Rows from a dataset:
______

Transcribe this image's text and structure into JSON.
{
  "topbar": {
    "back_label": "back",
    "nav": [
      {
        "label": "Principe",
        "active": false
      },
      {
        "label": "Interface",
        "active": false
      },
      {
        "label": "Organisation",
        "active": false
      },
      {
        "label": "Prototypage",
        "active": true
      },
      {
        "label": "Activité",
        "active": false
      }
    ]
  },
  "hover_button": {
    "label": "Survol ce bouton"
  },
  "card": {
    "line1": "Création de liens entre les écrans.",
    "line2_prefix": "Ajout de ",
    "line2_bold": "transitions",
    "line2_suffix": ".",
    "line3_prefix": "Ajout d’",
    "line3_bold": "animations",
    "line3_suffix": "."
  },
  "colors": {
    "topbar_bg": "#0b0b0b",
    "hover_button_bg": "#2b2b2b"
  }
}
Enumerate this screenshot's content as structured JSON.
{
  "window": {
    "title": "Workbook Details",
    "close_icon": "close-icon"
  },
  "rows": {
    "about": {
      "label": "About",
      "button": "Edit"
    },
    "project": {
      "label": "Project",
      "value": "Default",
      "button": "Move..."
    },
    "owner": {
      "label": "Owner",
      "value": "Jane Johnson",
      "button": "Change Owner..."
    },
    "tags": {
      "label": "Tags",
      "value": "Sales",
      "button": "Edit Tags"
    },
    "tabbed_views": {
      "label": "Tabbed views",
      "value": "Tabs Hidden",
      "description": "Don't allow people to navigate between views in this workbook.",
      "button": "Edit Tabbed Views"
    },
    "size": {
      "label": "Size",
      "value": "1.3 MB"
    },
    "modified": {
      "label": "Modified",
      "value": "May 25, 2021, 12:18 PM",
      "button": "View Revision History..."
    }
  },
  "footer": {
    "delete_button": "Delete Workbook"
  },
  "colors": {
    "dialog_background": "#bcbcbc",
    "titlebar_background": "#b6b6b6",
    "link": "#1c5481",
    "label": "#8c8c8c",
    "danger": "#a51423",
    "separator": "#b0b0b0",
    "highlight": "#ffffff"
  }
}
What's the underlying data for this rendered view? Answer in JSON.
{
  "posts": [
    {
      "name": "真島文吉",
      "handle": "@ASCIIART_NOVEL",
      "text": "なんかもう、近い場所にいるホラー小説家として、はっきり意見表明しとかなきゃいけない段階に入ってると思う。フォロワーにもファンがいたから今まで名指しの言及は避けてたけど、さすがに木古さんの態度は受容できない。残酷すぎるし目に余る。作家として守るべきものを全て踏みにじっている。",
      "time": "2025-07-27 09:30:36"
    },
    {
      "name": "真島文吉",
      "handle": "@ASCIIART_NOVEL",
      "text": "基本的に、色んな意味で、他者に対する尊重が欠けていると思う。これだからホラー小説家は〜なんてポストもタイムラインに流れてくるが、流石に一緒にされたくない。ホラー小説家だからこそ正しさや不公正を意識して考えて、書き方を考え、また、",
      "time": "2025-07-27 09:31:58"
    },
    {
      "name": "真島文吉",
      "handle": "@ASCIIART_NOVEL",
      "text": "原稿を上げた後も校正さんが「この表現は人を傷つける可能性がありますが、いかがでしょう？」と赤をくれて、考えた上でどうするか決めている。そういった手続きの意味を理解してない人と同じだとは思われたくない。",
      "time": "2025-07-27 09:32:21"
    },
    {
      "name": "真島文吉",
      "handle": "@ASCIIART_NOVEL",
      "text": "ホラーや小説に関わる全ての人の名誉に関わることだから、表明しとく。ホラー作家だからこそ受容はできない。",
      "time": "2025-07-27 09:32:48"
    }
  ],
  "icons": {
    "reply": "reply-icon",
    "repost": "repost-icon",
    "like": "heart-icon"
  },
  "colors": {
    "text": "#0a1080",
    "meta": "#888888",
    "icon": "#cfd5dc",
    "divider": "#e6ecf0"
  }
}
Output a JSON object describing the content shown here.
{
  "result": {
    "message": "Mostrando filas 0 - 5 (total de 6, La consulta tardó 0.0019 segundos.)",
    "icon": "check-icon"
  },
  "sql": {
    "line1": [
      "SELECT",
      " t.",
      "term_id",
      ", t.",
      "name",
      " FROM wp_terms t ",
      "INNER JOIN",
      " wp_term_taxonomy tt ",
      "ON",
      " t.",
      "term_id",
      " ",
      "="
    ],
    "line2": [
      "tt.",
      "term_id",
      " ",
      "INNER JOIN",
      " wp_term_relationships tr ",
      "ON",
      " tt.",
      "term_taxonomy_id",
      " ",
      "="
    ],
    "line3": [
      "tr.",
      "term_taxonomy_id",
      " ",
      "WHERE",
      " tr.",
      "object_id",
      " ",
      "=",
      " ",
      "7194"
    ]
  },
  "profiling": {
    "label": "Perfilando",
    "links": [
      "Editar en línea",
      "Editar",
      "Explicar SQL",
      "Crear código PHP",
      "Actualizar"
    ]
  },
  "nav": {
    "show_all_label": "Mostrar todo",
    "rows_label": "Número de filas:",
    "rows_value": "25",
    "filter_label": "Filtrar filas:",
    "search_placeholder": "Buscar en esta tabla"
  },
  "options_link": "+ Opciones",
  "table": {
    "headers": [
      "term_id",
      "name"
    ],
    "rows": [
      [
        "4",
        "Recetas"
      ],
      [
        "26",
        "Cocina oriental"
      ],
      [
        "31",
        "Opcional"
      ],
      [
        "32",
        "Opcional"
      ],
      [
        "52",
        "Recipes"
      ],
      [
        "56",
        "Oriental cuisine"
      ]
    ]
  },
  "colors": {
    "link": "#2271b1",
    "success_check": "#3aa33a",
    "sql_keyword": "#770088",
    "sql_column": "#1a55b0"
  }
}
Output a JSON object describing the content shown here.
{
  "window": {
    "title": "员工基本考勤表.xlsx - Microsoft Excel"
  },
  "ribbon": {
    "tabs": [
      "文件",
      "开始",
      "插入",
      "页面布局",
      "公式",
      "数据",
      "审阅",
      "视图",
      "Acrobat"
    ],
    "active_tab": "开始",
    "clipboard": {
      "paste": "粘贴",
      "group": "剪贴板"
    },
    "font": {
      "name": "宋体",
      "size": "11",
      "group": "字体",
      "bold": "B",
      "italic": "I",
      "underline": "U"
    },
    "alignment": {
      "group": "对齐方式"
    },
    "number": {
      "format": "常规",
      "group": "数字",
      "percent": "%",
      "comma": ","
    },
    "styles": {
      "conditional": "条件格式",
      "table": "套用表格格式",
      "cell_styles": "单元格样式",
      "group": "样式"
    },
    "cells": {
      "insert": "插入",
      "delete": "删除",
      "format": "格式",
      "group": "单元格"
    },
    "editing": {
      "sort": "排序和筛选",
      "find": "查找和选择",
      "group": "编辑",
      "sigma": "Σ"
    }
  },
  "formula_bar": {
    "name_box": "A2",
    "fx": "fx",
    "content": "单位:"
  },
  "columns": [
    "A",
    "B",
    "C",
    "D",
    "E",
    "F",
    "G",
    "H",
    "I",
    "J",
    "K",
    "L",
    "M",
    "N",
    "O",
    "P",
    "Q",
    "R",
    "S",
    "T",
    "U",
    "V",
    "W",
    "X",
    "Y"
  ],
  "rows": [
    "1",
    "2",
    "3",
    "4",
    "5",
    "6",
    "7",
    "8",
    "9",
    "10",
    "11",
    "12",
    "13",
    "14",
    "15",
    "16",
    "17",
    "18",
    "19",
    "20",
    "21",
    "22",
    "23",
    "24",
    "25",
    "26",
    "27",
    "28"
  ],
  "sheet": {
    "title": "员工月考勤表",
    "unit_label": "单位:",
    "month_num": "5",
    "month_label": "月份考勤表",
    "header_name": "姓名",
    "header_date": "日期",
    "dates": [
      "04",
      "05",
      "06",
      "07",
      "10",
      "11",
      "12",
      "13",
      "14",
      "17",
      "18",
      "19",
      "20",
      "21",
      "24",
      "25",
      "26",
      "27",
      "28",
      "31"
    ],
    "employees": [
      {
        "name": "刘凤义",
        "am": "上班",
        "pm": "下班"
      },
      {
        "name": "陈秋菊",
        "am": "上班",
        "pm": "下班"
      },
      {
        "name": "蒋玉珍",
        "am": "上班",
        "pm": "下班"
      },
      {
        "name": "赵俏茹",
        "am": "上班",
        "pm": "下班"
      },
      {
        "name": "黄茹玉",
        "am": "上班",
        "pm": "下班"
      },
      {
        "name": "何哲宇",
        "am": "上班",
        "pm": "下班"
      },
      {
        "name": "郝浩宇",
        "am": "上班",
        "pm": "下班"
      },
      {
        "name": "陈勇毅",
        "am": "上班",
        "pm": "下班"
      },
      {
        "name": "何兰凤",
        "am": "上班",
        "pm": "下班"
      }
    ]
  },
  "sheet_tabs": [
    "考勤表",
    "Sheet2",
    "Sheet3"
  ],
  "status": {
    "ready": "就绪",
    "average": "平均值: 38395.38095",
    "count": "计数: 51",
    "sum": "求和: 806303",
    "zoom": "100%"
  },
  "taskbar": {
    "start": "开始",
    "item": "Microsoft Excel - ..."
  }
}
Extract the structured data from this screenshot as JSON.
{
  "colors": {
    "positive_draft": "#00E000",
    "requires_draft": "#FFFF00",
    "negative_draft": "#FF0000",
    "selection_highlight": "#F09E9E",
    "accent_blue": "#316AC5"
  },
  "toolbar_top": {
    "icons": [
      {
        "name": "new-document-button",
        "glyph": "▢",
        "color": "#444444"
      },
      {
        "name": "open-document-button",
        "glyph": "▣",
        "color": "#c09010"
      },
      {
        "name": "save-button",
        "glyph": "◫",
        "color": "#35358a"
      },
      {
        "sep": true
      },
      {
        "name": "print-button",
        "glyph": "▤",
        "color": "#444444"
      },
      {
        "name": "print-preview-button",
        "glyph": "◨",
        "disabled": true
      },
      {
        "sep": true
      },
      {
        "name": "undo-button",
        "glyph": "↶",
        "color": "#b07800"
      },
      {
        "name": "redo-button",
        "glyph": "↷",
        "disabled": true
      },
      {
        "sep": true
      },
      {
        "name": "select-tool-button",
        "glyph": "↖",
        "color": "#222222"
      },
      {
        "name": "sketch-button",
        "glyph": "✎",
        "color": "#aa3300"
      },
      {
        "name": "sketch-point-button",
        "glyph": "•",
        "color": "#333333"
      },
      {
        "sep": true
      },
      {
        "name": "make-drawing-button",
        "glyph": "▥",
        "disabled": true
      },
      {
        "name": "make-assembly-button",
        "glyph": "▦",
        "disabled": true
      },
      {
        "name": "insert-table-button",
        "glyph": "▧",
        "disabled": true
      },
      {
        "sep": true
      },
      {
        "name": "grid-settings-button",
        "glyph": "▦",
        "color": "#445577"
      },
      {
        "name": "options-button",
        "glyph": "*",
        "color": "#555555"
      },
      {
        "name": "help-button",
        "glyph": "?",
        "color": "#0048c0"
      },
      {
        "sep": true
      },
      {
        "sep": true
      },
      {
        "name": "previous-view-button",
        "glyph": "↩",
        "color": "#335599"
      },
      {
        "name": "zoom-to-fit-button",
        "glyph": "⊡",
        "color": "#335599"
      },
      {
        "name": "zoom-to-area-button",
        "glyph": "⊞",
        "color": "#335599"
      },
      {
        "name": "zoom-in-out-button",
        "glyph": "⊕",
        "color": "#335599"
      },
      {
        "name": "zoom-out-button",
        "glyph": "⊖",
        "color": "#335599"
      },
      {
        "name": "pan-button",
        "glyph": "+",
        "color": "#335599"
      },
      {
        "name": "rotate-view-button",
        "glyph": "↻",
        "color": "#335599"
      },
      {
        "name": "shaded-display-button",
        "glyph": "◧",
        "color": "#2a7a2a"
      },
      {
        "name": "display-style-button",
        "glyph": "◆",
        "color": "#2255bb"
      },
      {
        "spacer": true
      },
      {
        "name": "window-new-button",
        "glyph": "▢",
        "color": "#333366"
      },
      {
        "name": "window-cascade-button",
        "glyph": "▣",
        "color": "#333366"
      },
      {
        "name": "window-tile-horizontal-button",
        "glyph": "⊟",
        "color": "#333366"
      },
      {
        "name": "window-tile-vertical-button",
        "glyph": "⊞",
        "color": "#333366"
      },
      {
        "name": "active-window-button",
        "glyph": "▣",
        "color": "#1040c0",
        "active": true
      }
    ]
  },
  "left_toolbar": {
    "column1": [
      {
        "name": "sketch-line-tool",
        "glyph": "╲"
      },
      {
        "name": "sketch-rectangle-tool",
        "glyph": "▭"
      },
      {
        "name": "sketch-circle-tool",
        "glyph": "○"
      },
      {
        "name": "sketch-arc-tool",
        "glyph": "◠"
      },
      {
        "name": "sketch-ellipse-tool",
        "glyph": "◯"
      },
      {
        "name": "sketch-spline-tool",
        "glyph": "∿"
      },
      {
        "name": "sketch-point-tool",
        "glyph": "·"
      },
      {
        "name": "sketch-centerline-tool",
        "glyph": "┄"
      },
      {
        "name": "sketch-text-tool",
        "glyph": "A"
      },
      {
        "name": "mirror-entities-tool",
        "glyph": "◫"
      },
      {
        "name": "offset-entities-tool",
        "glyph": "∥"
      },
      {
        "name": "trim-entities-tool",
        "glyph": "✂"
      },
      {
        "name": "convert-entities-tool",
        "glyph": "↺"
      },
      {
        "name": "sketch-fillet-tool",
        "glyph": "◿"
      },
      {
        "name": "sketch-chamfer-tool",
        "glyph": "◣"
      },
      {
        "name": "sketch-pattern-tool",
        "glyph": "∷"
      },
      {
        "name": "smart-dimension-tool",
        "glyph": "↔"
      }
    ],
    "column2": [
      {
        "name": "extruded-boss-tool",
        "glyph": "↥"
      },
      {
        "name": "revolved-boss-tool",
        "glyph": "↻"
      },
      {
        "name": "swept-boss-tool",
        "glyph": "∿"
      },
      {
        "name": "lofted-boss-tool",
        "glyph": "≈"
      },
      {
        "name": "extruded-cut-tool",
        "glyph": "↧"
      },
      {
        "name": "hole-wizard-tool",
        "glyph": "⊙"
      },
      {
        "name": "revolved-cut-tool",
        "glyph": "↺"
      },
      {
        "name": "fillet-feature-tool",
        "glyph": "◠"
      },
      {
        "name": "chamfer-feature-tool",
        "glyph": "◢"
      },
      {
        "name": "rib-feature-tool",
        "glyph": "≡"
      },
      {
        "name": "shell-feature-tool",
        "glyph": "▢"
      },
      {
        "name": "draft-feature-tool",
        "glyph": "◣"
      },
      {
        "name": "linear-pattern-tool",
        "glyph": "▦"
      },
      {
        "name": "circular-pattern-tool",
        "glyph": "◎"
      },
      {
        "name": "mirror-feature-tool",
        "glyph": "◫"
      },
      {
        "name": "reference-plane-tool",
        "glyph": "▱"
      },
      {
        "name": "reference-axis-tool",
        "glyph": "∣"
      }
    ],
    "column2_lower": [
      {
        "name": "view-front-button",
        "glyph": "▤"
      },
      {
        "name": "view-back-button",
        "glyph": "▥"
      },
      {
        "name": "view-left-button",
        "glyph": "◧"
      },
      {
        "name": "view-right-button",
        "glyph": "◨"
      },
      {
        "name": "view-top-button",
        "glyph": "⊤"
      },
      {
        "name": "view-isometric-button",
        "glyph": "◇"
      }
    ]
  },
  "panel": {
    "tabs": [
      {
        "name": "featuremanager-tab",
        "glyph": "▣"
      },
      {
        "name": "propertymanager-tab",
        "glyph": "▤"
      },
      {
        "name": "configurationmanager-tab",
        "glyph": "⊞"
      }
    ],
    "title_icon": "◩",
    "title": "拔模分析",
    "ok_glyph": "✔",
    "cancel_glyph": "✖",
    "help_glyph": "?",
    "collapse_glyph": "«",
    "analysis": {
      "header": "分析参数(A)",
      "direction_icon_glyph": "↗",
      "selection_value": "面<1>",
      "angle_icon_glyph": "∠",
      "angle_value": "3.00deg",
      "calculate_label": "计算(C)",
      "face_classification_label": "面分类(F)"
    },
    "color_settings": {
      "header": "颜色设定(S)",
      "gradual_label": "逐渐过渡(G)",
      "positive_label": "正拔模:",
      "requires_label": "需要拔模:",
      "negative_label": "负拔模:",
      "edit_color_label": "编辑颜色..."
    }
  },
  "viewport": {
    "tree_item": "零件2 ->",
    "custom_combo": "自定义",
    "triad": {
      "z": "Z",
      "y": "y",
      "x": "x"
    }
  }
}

______

WHAT IS REQUIRED ▸
From the entries above, copy each line holding "Ajout".

COMPLETE ANSWER ▸
    "line2_prefix": "Ajout de ",
    "line3_prefix": "Ajout d’",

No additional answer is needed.